Requirement. Among the entries, which lines carry the string "otros"? Copy each of them.

Exercise data.
※ ※ ※

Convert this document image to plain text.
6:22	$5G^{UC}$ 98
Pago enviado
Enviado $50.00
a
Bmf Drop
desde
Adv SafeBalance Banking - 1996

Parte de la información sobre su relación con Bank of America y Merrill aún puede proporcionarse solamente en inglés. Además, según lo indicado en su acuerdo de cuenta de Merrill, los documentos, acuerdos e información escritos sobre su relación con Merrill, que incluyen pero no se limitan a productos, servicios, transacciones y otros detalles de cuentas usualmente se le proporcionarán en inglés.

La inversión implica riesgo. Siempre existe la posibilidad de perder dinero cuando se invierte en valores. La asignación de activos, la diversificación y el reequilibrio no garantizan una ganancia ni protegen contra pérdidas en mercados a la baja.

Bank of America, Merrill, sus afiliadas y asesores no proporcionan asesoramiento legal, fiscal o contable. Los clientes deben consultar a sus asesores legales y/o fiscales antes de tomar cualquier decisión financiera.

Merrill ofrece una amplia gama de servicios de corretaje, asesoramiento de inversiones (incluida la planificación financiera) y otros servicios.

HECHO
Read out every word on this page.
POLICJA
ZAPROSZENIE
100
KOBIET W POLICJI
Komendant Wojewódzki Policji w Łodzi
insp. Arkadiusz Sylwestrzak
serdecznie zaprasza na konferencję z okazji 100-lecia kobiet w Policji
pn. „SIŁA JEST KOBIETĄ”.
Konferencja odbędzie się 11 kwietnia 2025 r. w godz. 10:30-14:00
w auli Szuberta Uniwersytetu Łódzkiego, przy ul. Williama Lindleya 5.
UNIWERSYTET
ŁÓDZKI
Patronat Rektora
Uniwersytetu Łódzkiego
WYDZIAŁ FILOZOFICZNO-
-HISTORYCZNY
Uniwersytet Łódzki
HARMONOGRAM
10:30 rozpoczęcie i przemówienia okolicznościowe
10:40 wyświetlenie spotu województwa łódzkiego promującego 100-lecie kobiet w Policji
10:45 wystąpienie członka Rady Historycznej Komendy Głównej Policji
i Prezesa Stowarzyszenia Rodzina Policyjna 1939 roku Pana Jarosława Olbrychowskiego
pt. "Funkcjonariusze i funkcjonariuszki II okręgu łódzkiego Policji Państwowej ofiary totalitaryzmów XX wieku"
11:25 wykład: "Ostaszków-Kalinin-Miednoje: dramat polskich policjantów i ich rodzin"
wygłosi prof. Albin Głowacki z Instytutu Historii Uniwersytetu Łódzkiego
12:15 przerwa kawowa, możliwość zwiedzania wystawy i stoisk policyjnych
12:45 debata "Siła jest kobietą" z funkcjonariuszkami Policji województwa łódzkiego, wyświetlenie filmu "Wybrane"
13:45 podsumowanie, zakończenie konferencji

※ ※ ※

Result of the exercise.
Parte de la información sobre su relación con Bank of America y Merrill aún puede proporcionarse solamente en inglés. Además, según lo indicado en su acuerdo de cuenta de Merrill, los documentos, acuerdos e información escritos sobre su relación con Merrill, que incluyen pero no se limitan a productos, servicios, transacciones y otros detalles de cuentas usualmente se le proporcionarán en inglés.
Merrill ofrece una amplia gama de servicios de corretaje, asesoramiento de inversiones (incluida la planificación financiera) y otros servicios.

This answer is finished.